_Exercise aim:_ Keep the pictures out of the copy and print all the entries below exactly.

[START OF Provided data]

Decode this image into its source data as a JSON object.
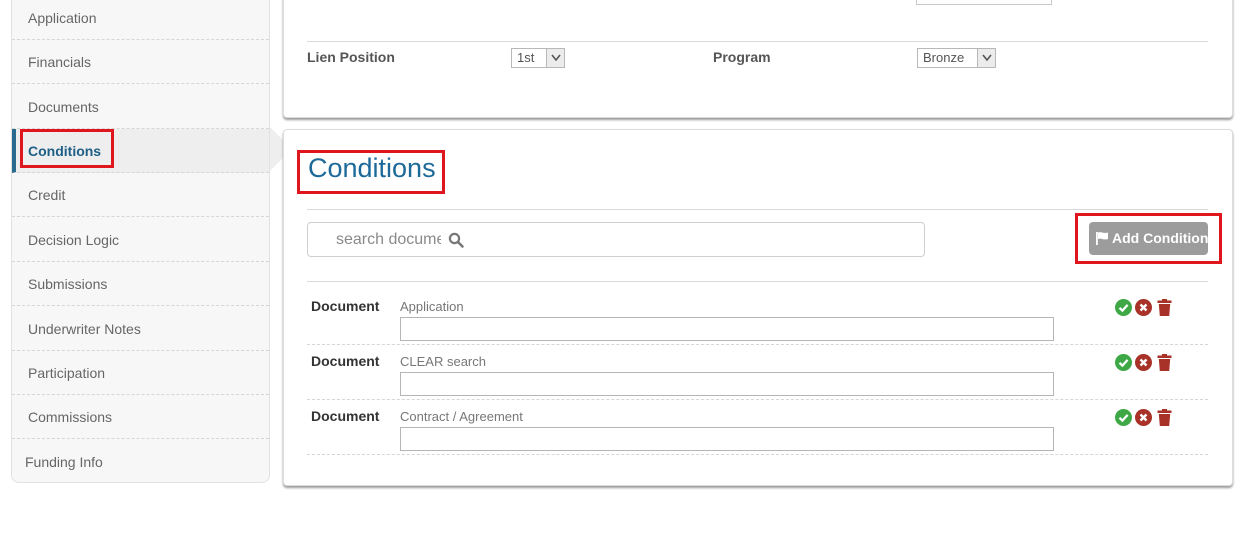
{
  "sidebar": {
    "items": [
      {
        "label": "Application"
      },
      {
        "label": "Financials"
      },
      {
        "label": "Documents"
      },
      {
        "label": "Conditions",
        "active": true
      },
      {
        "label": "Credit"
      },
      {
        "label": "Decision Logic"
      },
      {
        "label": "Submissions"
      },
      {
        "label": "Underwriter Notes"
      },
      {
        "label": "Participation"
      },
      {
        "label": "Commissions"
      },
      {
        "label": "Funding Info"
      }
    ]
  },
  "top_panel": {
    "lien_position_label": "Lien Position",
    "lien_position_value": "1st",
    "program_label": "Program",
    "program_value": "Bronze"
  },
  "conditions": {
    "title": "Conditions",
    "search_placeholder": "search docume",
    "add_button_label": "Add Condition",
    "rows": [
      {
        "type": "Document",
        "name": "Application",
        "note": ""
      },
      {
        "type": "Document",
        "name": "CLEAR search",
        "note": ""
      },
      {
        "type": "Document",
        "name": "Contract / Agreement",
        "note": ""
      }
    ]
  },
  "colors": {
    "accent": "#1d6a99",
    "highlight": "#e0161e",
    "approve": "#3fa846",
    "reject": "#a83228",
    "delete": "#a83228",
    "button_gray": "#9c9c9c"
  },
  "icons": {
    "add_button": "flag-icon",
    "search": "search-icon",
    "approve": "check-circle-icon",
    "reject": "x-circle-icon",
    "delete": "trash-icon"
  }
}
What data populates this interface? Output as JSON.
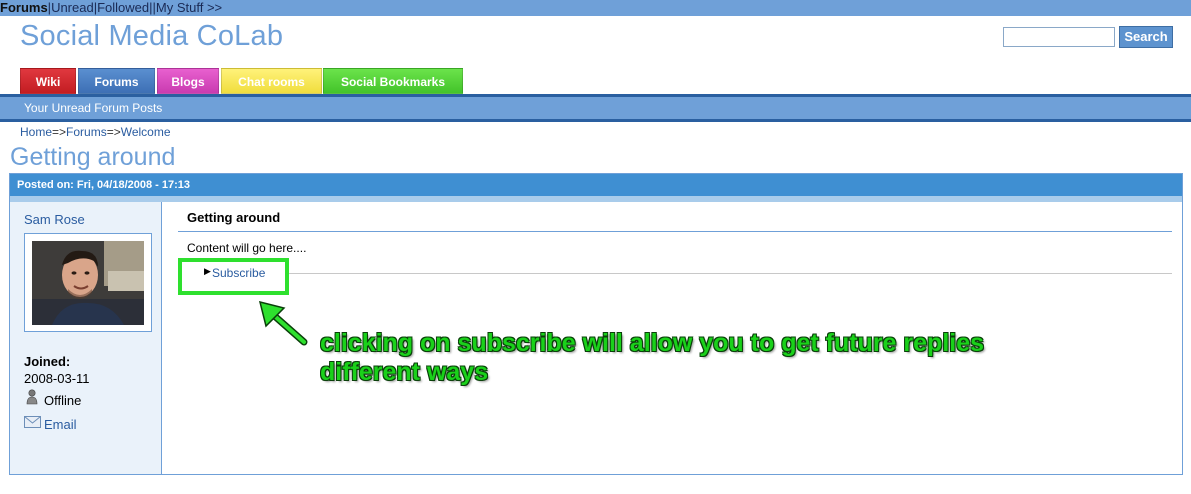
{
  "topbar": {
    "forums": "Forums",
    "sep1": "|",
    "unread": "Unread",
    "sep2": "|",
    "followed": "Followed",
    "sep3": "||",
    "my_stuff": "My Stuff >>"
  },
  "site": {
    "title": "Social Media CoLab"
  },
  "search": {
    "value": "",
    "button_label": "Search"
  },
  "tabs": [
    {
      "label": "Wiki",
      "color": "#d0262c"
    },
    {
      "label": "Forums",
      "color": "#4a7fc4"
    },
    {
      "label": "Blogs",
      "color": "#dc4cc1"
    },
    {
      "label": "Chat rooms",
      "color": "#f7e85a"
    },
    {
      "label": "Social Bookmarks",
      "color": "#53d336"
    }
  ],
  "subnav": {
    "label": "Your Unread Forum Posts"
  },
  "breadcrumb": {
    "home": "Home",
    "sep1": "=>",
    "forums": "Forums",
    "sep2": "=>",
    "welcome": "Welcome"
  },
  "page": {
    "title": "Getting around"
  },
  "post": {
    "posted_on": "Posted on: Fri, 04/18/2008 - 17:13",
    "title": "Getting around",
    "content": "Content will go here....",
    "subscribe_label": "Subscribe"
  },
  "author": {
    "name": "Sam Rose",
    "joined_label": "Joined:",
    "joined_date": "2008-03-11",
    "status": "Offline",
    "email_label": "Email"
  },
  "annotation": {
    "line1": "clicking on subscribe will allow you to get future replies",
    "line2": "different ways",
    "color": "#1ad11a"
  }
}
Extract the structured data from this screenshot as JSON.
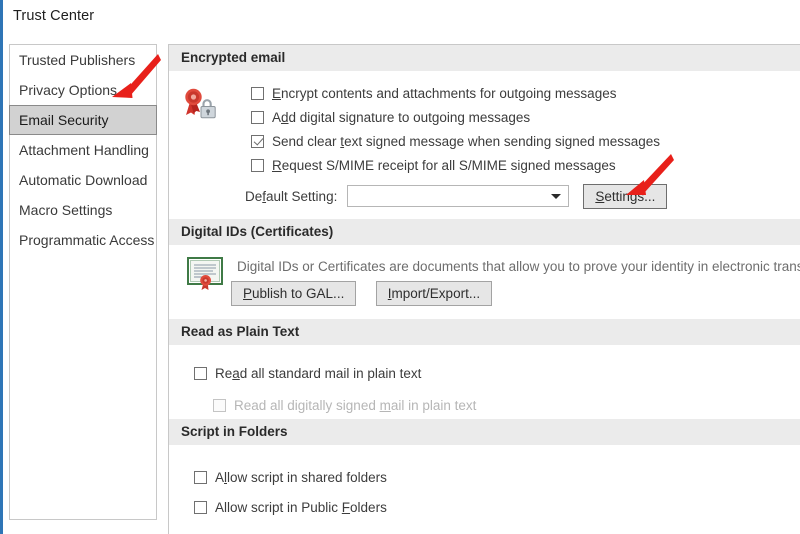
{
  "window": {
    "title": "Trust Center",
    "accent_color": "#2e75b6"
  },
  "sidebar": {
    "items": [
      {
        "label": "Trusted Publishers",
        "selected": false
      },
      {
        "label": "Privacy Options",
        "selected": false
      },
      {
        "label": "Email Security",
        "selected": true
      },
      {
        "label": "Attachment Handling",
        "selected": false
      },
      {
        "label": "Automatic Download",
        "selected": false
      },
      {
        "label": "Macro Settings",
        "selected": false
      },
      {
        "label": "Programmatic Access",
        "selected": false
      }
    ]
  },
  "sections": {
    "encrypted_email": {
      "heading": "Encrypted email",
      "icon": "certificate-lock-icon",
      "checkboxes": [
        {
          "label_pre": "",
          "label_accel": "E",
          "label_post": "ncrypt contents and attachments for outgoing messages",
          "checked": false,
          "disabled": false
        },
        {
          "label_pre": "A",
          "label_accel": "d",
          "label_post": "d digital signature to outgoing messages",
          "checked": false,
          "disabled": false
        },
        {
          "label_pre": "Send clear ",
          "label_accel": "t",
          "label_post": "ext signed message when sending signed messages",
          "checked": true,
          "disabled": false
        },
        {
          "label_pre": "",
          "label_accel": "R",
          "label_post": "equest S/MIME receipt for all S/MIME signed messages",
          "checked": false,
          "disabled": false
        }
      ],
      "default_setting": {
        "label_pre": "De",
        "label_accel": "f",
        "label_post": "ault Setting:",
        "value": "",
        "placeholder": ""
      },
      "settings_button": {
        "label_pre": "",
        "label_accel": "S",
        "label_post": "ettings..."
      }
    },
    "digital_ids": {
      "heading": "Digital IDs (Certificates)",
      "icon": "certificate-document-icon",
      "description": "Digital IDs or Certificates are documents that allow you to prove your identity in electronic transactions.",
      "buttons": [
        {
          "label_pre": "",
          "label_accel": "P",
          "label_post": "ublish to GAL..."
        },
        {
          "label_pre": "",
          "label_accel": "I",
          "label_post": "mport/Export..."
        }
      ]
    },
    "read_as_plain_text": {
      "heading": "Read as Plain Text",
      "checkboxes": [
        {
          "label_pre": "Re",
          "label_accel": "a",
          "label_post": "d all standard mail in plain text",
          "checked": false,
          "disabled": false,
          "indented": false
        },
        {
          "label_pre": "Read all digitally signed ",
          "label_accel": "m",
          "label_post": "ail in plain text",
          "checked": false,
          "disabled": true,
          "indented": true
        }
      ]
    },
    "script_in_folders": {
      "heading": "Script in Folders",
      "checkboxes": [
        {
          "label_pre": "A",
          "label_accel": "l",
          "label_post": "low script in shared folders",
          "checked": false,
          "disabled": false
        },
        {
          "label_pre": "Allow script in Public ",
          "label_accel": "F",
          "label_post": "olders",
          "checked": false,
          "disabled": false
        }
      ]
    }
  },
  "annotations": {
    "arrow_color": "#e8201a",
    "arrows": [
      {
        "name": "arrow-pointing-to-email-security",
        "target": "Email Security category"
      },
      {
        "name": "arrow-pointing-to-settings-button",
        "target": "Settings... button"
      }
    ]
  }
}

[END OF Provided data]

_Final result:_
Decode this image into its source data as a JSON object.
{
  "sidebar": {
    "items": [
      {
        "label": "Application"
      },
      {
        "label": "Financials"
      },
      {
        "label": "Documents"
      },
      {
        "label": "Conditions",
        "active": true
      },
      {
        "label": "Credit"
      },
      {
        "label": "Decision Logic"
      },
      {
        "label": "Submissions"
      },
      {
        "label": "Underwriter Notes"
      },
      {
        "label": "Participation"
      },
      {
        "label": "Commissions"
      },
      {
        "label": "Funding Info"
      }
    ]
  },
  "top_panel": {
    "lien_position_label": "Lien Position",
    "lien_position_value": "1st",
    "program_label": "Program",
    "program_value": "Bronze"
  },
  "conditions": {
    "title": "Conditions",
    "search_placeholder": "search docume",
    "add_button_label": "Add Condition",
    "rows": [
      {
        "type": "Document",
        "name": "Application",
        "note": ""
      },
      {
        "type": "Document",
        "name": "CLEAR search",
        "note": ""
      },
      {
        "type": "Document",
        "name": "Contract / Agreement",
        "note": ""
      }
    ]
  },
  "colors": {
    "accent": "#1d6a99",
    "highlight": "#e0161e",
    "approve": "#3fa846",
    "reject": "#a83228",
    "delete": "#a83228",
    "button_gray": "#9c9c9c"
  },
  "icons": {
    "add_button": "flag-icon",
    "search": "search-icon",
    "approve": "check-circle-icon",
    "reject": "x-circle-icon",
    "delete": "trash-icon"
  }
}
What data populates this interface? Output as JSON.
{
  "topbar": {
    "forums": "Forums",
    "sep1": "|",
    "unread": "Unread",
    "sep2": "|",
    "followed": "Followed",
    "sep3": "||",
    "my_stuff": "My Stuff >>"
  },
  "site": {
    "title": "Social Media CoLab"
  },
  "search": {
    "value": "",
    "button_label": "Search"
  },
  "tabs": [
    {
      "label": "Wiki",
      "color": "#d0262c"
    },
    {
      "label": "Forums",
      "color": "#4a7fc4"
    },
    {
      "label": "Blogs",
      "color": "#dc4cc1"
    },
    {
      "label": "Chat rooms",
      "color": "#f7e85a"
    },
    {
      "label": "Social Bookmarks",
      "color": "#53d336"
    }
  ],
  "subnav": {
    "label": "Your Unread Forum Posts"
  },
  "breadcrumb": {
    "home": "Home",
    "sep1": "=>",
    "forums": "Forums",
    "sep2": "=>",
    "welcome": "Welcome"
  },
  "page": {
    "title": "Getting around"
  },
  "post": {
    "posted_on": "Posted on: Fri, 04/18/2008 - 17:13",
    "title": "Getting around",
    "content": "Content will go here....",
    "subscribe_label": "Subscribe"
  },
  "author": {
    "name": "Sam Rose",
    "joined_label": "Joined:",
    "joined_date": "2008-03-11",
    "status": "Offline",
    "email_label": "Email"
  },
  "annotation": {
    "line1": "clicking on subscribe will allow you to get future replies",
    "line2": "different ways",
    "color": "#1ad11a"
  }
}
Extract the structured data from this screenshot as JSON.
{
  "window": {
    "title": "Trust Center",
    "accent_color": "#2e75b6"
  },
  "sidebar": {
    "items": [
      {
        "label": "Trusted Publishers",
        "selected": false
      },
      {
        "label": "Privacy Options",
        "selected": false
      },
      {
        "label": "Email Security",
        "selected": true
      },
      {
        "label": "Attachment Handling",
        "selected": false
      },
      {
        "label": "Automatic Download",
        "selected": false
      },
      {
        "label": "Macro Settings",
        "selected": false
      },
      {
        "label": "Programmatic Access",
        "selected": false
      }
    ]
  },
  "sections": {
    "encrypted_email": {
      "heading": "Encrypted email",
      "icon": "certificate-lock-icon",
      "checkboxes": [
        {
          "label_pre": "",
          "label_accel": "E",
          "label_post": "ncrypt contents and attachments for outgoing messages",
          "checked": false,
          "disabled": false
        },
        {
          "label_pre": "A",
          "label_accel": "d",
          "label_post": "d digital signature to outgoing messages",
          "checked": false,
          "disabled": false
        },
        {
          "label_pre": "Send clear ",
          "label_accel": "t",
          "label_post": "ext signed message when sending signed messages",
          "checked": true,
          "disabled": false
        },
        {
          "label_pre": "",
          "label_accel": "R",
          "label_post": "equest S/MIME receipt for all S/MIME signed messages",
          "checked": false,
          "disabled": false
        }
      ],
      "default_setting": {
        "label_pre": "De",
        "label_accel": "f",
        "label_post": "ault Setting:",
        "value": "",
        "placeholder": ""
      },
      "settings_button": {
        "label_pre": "",
        "label_accel": "S",
        "label_post": "ettings..."
      }
    },
    "digital_ids": {
      "heading": "Digital IDs (Certificates)",
      "icon": "certificate-document-icon",
      "description": "Digital IDs or Certificates are documents that allow you to prove your identity in electronic transactions.",
      "buttons": [
        {
          "label_pre": "",
          "label_accel": "P",
          "label_post": "ublish to GAL..."
        },
        {
          "label_pre": "",
          "label_accel": "I",
          "label_post": "mport/Export..."
        }
      ]
    },
    "read_as_plain_text": {
      "heading": "Read as Plain Text",
      "checkboxes": [
        {
          "label_pre": "Re",
          "label_accel": "a",
          "label_post": "d all standard mail in plain text",
          "checked": false,
          "disabled": false,
          "indented": false
        },
        {
          "label_pre": "Read all digitally signed ",
          "label_accel": "m",
          "label_post": "ail in plain text",
          "checked": false,
          "disabled": true,
          "indented": true
        }
      ]
    },
    "script_in_folders": {
      "heading": "Script in Folders",
      "checkboxes": [
        {
          "label_pre": "A",
          "label_accel": "l",
          "label_post": "low script in shared folders",
          "checked": false,
          "disabled": false
        },
        {
          "label_pre": "Allow script in Public ",
          "label_accel": "F",
          "label_post": "olders",
          "checked": false,
          "disabled": false
        }
      ]
    }
  },
  "annotations": {
    "arrow_color": "#e8201a",
    "arrows": [
      {
        "name": "arrow-pointing-to-email-security",
        "target": "Email Security category"
      },
      {
        "name": "arrow-pointing-to-settings-button",
        "target": "Settings... button"
      }
    ]
  }
}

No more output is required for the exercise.